=== INPUT DATA ===

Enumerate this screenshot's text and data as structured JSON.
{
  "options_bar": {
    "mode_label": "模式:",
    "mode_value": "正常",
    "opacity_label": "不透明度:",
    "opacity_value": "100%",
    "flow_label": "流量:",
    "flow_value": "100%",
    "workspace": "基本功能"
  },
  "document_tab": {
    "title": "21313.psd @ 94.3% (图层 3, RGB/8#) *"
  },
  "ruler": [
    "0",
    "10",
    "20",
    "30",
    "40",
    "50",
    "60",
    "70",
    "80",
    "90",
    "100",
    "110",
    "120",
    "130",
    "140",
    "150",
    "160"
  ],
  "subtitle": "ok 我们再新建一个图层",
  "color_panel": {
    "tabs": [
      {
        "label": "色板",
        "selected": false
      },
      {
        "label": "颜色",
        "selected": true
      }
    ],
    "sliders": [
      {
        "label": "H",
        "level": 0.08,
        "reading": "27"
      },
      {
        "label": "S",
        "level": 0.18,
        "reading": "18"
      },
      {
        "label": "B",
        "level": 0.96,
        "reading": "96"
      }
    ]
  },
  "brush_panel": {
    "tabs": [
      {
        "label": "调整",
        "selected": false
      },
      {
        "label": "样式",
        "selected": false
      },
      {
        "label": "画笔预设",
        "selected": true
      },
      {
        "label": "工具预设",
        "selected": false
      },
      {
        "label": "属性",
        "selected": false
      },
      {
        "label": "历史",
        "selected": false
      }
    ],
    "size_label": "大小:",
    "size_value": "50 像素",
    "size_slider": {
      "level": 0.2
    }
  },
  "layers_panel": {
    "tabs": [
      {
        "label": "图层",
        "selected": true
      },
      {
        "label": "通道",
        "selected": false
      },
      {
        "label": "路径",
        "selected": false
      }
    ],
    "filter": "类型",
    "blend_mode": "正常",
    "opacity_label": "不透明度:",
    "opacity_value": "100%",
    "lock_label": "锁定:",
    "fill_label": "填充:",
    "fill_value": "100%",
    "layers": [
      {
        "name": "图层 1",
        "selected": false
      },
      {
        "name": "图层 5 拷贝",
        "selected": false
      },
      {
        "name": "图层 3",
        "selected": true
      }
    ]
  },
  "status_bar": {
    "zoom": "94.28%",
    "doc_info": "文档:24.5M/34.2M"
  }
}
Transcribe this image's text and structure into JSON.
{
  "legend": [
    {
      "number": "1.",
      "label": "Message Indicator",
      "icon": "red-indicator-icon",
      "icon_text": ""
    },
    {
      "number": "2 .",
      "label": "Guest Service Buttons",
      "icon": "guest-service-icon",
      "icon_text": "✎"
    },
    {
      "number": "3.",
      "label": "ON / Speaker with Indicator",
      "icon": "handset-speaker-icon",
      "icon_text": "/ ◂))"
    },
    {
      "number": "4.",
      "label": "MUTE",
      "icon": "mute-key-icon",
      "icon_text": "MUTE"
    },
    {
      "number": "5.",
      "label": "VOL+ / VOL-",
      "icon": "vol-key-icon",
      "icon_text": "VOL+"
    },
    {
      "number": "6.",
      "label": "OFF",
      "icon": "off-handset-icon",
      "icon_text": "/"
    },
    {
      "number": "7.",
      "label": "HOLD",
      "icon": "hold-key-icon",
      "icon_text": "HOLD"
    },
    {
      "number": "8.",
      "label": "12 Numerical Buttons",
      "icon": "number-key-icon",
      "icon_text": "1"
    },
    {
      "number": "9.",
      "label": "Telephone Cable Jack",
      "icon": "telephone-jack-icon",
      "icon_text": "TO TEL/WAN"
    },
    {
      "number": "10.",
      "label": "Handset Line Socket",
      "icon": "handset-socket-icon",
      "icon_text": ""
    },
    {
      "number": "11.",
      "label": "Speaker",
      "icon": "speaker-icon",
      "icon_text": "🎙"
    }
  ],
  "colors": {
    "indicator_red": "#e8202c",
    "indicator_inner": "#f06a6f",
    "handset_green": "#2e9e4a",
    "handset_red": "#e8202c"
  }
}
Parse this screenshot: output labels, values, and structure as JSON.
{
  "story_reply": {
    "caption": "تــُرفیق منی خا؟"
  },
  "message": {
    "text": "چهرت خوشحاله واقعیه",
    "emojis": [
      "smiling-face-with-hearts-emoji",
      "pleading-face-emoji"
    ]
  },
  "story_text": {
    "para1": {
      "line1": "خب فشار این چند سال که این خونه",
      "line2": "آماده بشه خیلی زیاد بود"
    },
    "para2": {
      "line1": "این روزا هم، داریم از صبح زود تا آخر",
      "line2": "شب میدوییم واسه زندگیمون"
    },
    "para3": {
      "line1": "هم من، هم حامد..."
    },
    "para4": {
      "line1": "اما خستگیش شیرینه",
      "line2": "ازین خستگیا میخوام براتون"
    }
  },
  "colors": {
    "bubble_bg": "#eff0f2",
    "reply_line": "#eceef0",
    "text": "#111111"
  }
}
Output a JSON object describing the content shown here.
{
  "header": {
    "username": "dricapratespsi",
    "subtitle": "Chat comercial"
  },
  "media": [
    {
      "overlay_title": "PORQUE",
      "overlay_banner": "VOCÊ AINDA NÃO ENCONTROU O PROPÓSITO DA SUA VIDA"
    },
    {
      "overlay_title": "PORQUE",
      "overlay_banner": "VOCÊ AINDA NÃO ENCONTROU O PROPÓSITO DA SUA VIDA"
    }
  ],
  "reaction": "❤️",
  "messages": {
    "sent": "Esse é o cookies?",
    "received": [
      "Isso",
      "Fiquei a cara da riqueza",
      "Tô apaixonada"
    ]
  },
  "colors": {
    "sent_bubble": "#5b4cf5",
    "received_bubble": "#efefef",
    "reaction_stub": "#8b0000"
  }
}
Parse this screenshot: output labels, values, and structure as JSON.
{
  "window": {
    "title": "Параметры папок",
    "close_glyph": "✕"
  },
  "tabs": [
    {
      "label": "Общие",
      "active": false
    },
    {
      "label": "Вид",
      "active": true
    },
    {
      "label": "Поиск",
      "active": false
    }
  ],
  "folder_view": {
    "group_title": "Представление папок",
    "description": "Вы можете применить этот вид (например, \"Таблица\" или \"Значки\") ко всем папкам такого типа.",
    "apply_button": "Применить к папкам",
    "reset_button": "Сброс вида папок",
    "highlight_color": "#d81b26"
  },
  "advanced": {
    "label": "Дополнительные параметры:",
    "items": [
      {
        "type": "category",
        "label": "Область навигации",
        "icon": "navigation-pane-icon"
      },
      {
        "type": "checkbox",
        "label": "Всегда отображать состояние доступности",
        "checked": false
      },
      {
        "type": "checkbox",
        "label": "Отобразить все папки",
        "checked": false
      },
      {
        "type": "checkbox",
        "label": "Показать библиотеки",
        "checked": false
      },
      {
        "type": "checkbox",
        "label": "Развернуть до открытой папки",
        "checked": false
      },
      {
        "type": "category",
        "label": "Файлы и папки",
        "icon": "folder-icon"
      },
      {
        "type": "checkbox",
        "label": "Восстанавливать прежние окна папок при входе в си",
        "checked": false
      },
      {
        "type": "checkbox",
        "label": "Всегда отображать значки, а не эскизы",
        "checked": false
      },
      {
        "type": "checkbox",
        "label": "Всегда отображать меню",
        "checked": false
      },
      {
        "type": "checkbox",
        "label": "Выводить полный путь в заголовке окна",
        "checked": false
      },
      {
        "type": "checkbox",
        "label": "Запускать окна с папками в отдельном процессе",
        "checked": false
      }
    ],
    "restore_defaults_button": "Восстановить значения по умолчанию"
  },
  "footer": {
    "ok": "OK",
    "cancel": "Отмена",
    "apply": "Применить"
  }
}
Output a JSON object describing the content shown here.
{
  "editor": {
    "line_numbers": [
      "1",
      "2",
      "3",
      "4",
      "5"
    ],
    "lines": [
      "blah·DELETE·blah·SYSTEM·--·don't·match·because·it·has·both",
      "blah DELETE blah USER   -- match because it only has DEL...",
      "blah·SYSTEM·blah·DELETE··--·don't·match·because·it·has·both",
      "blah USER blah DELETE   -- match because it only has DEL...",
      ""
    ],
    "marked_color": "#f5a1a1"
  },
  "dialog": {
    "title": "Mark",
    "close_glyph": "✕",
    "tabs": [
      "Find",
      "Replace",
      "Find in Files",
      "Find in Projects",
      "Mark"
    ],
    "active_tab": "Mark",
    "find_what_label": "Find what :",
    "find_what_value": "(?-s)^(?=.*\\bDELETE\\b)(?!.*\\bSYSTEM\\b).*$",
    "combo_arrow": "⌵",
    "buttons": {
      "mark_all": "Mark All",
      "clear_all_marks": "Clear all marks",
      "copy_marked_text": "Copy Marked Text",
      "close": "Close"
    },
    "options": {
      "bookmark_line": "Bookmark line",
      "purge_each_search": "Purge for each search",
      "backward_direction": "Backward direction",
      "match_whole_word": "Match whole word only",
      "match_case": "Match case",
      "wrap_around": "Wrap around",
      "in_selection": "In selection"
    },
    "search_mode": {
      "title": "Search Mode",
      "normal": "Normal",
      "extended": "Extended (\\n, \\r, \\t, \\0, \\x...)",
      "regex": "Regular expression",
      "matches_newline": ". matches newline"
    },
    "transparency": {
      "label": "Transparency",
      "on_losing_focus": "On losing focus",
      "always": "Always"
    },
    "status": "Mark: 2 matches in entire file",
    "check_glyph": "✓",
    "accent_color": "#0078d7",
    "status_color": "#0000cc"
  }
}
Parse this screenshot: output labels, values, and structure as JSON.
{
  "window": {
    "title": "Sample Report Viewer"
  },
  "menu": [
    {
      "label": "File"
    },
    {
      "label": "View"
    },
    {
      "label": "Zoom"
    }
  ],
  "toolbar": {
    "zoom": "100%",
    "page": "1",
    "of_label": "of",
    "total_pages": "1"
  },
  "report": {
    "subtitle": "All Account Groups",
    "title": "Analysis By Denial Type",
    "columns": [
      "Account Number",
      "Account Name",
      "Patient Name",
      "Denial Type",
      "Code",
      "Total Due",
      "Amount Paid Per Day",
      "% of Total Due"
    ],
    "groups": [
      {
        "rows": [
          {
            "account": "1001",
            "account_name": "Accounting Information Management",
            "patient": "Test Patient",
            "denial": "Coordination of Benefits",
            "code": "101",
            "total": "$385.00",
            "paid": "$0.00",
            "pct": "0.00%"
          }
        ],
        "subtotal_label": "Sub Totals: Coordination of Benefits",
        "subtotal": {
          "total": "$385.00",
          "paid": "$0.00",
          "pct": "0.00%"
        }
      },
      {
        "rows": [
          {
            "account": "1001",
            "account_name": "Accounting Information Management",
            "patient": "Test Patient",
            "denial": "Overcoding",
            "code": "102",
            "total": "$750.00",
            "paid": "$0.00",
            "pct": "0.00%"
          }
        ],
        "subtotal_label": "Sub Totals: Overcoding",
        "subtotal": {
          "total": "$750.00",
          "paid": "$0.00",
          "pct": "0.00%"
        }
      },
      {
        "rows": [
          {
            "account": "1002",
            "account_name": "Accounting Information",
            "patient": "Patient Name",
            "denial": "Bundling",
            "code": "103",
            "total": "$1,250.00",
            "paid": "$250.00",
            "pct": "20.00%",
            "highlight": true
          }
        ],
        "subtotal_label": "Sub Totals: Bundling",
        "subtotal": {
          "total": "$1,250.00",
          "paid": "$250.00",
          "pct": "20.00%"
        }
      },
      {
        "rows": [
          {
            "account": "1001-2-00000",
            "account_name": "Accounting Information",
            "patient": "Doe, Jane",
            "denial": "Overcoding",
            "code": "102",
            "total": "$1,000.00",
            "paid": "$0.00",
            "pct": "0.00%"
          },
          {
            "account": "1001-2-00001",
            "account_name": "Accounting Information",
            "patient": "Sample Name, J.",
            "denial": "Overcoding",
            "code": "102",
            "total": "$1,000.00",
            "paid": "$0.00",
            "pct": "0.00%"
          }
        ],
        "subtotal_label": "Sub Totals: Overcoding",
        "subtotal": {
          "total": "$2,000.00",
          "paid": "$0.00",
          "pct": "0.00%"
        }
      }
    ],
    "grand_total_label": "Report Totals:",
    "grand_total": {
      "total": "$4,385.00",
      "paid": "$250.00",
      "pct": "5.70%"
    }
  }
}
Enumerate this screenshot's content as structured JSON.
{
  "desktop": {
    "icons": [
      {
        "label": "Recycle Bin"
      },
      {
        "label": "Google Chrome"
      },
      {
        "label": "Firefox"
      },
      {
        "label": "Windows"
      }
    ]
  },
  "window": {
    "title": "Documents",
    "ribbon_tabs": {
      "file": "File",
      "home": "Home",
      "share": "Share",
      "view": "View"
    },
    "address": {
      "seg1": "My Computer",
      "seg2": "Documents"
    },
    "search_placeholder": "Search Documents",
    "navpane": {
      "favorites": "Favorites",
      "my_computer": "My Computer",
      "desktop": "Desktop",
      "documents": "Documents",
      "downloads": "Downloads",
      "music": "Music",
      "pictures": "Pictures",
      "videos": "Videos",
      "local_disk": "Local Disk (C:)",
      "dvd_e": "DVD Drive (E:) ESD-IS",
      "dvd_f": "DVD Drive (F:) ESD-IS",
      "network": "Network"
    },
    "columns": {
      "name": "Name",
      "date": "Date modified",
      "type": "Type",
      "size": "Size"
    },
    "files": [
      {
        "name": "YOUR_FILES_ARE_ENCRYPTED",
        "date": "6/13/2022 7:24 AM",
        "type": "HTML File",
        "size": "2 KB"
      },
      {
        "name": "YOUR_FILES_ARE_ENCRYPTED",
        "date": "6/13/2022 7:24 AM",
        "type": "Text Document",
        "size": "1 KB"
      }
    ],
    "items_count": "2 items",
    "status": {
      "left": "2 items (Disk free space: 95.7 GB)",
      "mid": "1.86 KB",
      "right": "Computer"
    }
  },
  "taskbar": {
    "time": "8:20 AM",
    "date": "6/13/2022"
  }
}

===

AIM: Scan the material and collect every line that contains "face".

PROBLEM SOLUTION:
      "smiling-face-with-hearts-emoji",
      "pleading-face-emoji"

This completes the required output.